### Input material

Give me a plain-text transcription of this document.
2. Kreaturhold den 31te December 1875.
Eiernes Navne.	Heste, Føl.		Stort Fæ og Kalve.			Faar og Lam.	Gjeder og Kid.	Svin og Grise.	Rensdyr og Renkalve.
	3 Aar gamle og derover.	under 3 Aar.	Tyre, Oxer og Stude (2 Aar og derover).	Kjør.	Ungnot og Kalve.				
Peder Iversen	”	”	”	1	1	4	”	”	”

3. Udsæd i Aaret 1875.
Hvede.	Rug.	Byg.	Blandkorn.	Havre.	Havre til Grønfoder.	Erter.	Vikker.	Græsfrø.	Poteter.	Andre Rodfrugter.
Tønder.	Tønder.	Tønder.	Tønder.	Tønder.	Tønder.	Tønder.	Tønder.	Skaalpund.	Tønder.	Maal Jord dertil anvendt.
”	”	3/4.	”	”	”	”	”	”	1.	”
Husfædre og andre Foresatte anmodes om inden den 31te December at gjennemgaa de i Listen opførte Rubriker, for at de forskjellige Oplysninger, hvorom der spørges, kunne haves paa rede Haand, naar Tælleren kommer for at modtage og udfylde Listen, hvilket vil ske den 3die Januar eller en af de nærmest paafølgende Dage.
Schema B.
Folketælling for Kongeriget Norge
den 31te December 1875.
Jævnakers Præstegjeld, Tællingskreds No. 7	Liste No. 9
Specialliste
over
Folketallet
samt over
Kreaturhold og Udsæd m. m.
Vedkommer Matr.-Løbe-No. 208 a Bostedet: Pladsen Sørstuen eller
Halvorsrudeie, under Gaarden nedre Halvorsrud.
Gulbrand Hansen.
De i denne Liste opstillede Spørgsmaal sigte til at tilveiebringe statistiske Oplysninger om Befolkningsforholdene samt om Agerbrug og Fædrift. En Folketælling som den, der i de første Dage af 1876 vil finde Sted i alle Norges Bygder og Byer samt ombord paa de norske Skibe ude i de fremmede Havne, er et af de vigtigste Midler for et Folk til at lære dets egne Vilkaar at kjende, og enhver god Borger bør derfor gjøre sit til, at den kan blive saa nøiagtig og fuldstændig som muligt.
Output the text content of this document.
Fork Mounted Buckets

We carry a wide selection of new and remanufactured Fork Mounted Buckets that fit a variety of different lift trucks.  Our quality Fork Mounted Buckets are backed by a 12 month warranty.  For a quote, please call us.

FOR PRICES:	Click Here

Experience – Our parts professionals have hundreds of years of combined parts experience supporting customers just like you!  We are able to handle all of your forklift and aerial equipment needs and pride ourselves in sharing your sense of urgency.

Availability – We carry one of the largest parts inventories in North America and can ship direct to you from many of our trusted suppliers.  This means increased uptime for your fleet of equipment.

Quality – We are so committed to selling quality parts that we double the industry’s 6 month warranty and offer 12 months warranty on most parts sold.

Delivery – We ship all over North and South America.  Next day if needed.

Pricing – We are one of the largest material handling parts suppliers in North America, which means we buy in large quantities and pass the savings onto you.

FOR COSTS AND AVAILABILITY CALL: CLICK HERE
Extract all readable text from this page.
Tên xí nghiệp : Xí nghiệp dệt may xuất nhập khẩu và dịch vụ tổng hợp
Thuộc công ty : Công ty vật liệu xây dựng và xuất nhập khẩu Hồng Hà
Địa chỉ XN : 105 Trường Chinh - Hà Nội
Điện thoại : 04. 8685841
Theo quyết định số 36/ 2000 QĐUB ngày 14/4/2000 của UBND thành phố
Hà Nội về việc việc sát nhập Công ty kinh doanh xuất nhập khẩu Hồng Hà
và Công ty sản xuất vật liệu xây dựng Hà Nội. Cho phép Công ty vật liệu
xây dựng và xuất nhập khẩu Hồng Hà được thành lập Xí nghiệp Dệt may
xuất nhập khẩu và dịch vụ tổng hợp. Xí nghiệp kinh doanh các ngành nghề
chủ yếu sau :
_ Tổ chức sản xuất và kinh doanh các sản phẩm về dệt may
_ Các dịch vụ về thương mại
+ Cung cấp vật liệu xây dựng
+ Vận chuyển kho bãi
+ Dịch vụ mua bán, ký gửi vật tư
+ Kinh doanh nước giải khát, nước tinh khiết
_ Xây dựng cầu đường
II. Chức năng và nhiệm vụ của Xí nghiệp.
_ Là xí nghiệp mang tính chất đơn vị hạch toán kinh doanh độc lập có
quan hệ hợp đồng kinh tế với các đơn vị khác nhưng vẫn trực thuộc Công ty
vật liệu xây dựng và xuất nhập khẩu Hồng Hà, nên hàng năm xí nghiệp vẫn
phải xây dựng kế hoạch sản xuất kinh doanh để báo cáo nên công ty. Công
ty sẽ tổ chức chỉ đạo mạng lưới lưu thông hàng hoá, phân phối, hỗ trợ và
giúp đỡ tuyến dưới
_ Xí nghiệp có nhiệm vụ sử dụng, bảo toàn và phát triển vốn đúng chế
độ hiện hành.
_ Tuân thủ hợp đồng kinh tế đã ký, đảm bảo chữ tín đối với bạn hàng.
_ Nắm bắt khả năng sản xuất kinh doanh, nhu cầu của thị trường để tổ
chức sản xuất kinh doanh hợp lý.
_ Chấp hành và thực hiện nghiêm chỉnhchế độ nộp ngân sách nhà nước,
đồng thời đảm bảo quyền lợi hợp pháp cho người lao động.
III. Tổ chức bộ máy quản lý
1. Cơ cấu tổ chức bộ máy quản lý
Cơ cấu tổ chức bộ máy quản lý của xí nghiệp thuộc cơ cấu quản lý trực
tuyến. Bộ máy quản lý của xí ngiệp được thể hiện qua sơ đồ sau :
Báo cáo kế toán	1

######

**Problem details**
Transcribe all of the material exactly. Omit nothing.

**Correct answer**
Give me a plain-text transcription of this document.
2. Kreaturhold den 31te December 1875.
Eiernes Navne.	Heste, Føl.		Stort Fæ og Kalve.			Faar og Lam.	Gjeder og Kid.	Svin og Grise.	Rensdyr og Renkalve.
	3 Aar gamle og derover.	under 3 Aar.	Tyre, Oxer og Stude (2 Aar og derover).	Kjør.	Ungnot og Kalve.				
Peder Iversen	”	”	”	1	1	4	”	”	”

3. Udsæd i Aaret 1875.
Hvede.	Rug.	Byg.	Blandkorn.	Havre.	Havre til Grønfoder.	Erter.	Vikker.	Græsfrø.	Poteter.	Andre Rodfrugter.
Tønder.	Tønder.	Tønder.	Tønder.	Tønder.	Tønder.	Tønder.	Tønder.	Skaalpund.	Tønder.	Maal Jord dertil anvendt.
”	”	3/4.	”	”	”	”	”	”	1.	”
Husfædre og andre Foresatte anmodes om inden den 31te December at gjennemgaa de i Listen opførte Rubriker, for at de forskjellige Oplysninger, hvorom der spørges, kunne haves paa rede Haand, naar Tælleren kommer for at modtage og udfylde Listen, hvilket vil ske den 3die Januar eller en af de nærmest paafølgende Dage.
Schema B.
Folketælling for Kongeriget Norge
den 31te December 1875.
Jævnakers Præstegjeld, Tællingskreds No. 7	Liste No. 9
Specialliste
over
Folketallet
samt over
Kreaturhold og Udsæd m. m.
Vedkommer Matr.-Løbe-No. 208 a Bostedet: Pladsen Sørstuen eller
Halvorsrudeie, under Gaarden nedre Halvorsrud.
Gulbrand Hansen.
De i denne Liste opstillede Spørgsmaal sigte til at tilveiebringe statistiske Oplysninger om Befolkningsforholdene samt om Agerbrug og Fædrift. En Folketælling som den, der i de første Dage af 1876 vil finde Sted i alle Norges Bygder og Byer samt ombord paa de norske Skibe ude i de fremmede Havne, er et af de vigtigste Midler for et Folk til at lære dets egne Vilkaar at kjende, og enhver god Borger bør derfor gjøre sit til, at den kan blive saa nøiagtig og fuldstændig som muligt.
Output the text content of this document.
Fork Mounted Buckets

We carry a wide selection of new and remanufactured Fork Mounted Buckets that fit a variety of different lift trucks.  Our quality Fork Mounted Buckets are backed by a 12 month warranty.  For a quote, please call us.

FOR PRICES:	Click Here

Experience – Our parts professionals have hundreds of years of combined parts experience supporting customers just like you!  We are able to handle all of your forklift and aerial equipment needs and pride ourselves in sharing your sense of urgency.

Availability – We carry one of the largest parts inventories in North America and can ship direct to you from many of our trusted suppliers.  This means increased uptime for your fleet of equipment.

Quality – We are so committed to selling quality parts that we double the industry’s 6 month warranty and offer 12 months warranty on most parts sold.

Delivery – We ship all over North and South America.  Next day if needed.

Pricing – We are one of the largest material handling parts suppliers in North America, which means we buy in large quantities and pass the savings onto you.

FOR COSTS AND AVAILABILITY CALL: CLICK HERE
Extract all readable text from this page.
Tên xí nghiệp : Xí nghiệp dệt may xuất nhập khẩu và dịch vụ tổng hợp
Thuộc công ty : Công ty vật liệu xây dựng và xuất nhập khẩu Hồng Hà
Địa chỉ XN : 105 Trường Chinh - Hà Nội
Điện thoại : 04. 8685841
Theo quyết định số 36/ 2000 QĐUB ngày 14/4/2000 của UBND thành phố
Hà Nội về việc việc sát nhập Công ty kinh doanh xuất nhập khẩu Hồng Hà
và Công ty sản xuất vật liệu xây dựng Hà Nội. Cho phép Công ty vật liệu
xây dựng và xuất nhập khẩu Hồng Hà được thành lập Xí nghiệp Dệt may
xuất nhập khẩu và dịch vụ tổng hợp. Xí nghiệp kinh doanh các ngành nghề
chủ yếu sau :
_ Tổ chức sản xuất và kinh doanh các sản phẩm về dệt may
_ Các dịch vụ về thương mại
+ Cung cấp vật liệu xây dựng
+ Vận chuyển kho bãi
+ Dịch vụ mua bán, ký gửi vật tư
+ Kinh doanh nước giải khát, nước tinh khiết
_ Xây dựng cầu đường
II. Chức năng và nhiệm vụ của Xí nghiệp.
_ Là xí nghiệp mang tính chất đơn vị hạch toán kinh doanh độc lập có
quan hệ hợp đồng kinh tế với các đơn vị khác nhưng vẫn trực thuộc Công ty
vật liệu xây dựng và xuất nhập khẩu Hồng Hà, nên hàng năm xí nghiệp vẫn
phải xây dựng kế hoạch sản xuất kinh doanh để báo cáo nên công ty. Công
ty sẽ tổ chức chỉ đạo mạng lưới lưu thông hàng hoá, phân phối, hỗ trợ và
giúp đỡ tuyến dưới
_ Xí nghiệp có nhiệm vụ sử dụng, bảo toàn và phát triển vốn đúng chế
độ hiện hành.
_ Tuân thủ hợp đồng kinh tế đã ký, đảm bảo chữ tín đối với bạn hàng.
_ Nắm bắt khả năng sản xuất kinh doanh, nhu cầu của thị trường để tổ
chức sản xuất kinh doanh hợp lý.
_ Chấp hành và thực hiện nghiêm chỉnhchế độ nộp ngân sách nhà nước,
đồng thời đảm bảo quyền lợi hợp pháp cho người lao động.
III. Tổ chức bộ máy quản lý
1. Cơ cấu tổ chức bộ máy quản lý
Cơ cấu tổ chức bộ máy quản lý của xí nghiệp thuộc cơ cấu quản lý trực
tuyến. Bộ máy quản lý của xí ngiệp được thể hiện qua sơ đồ sau :
Báo cáo kế toán	1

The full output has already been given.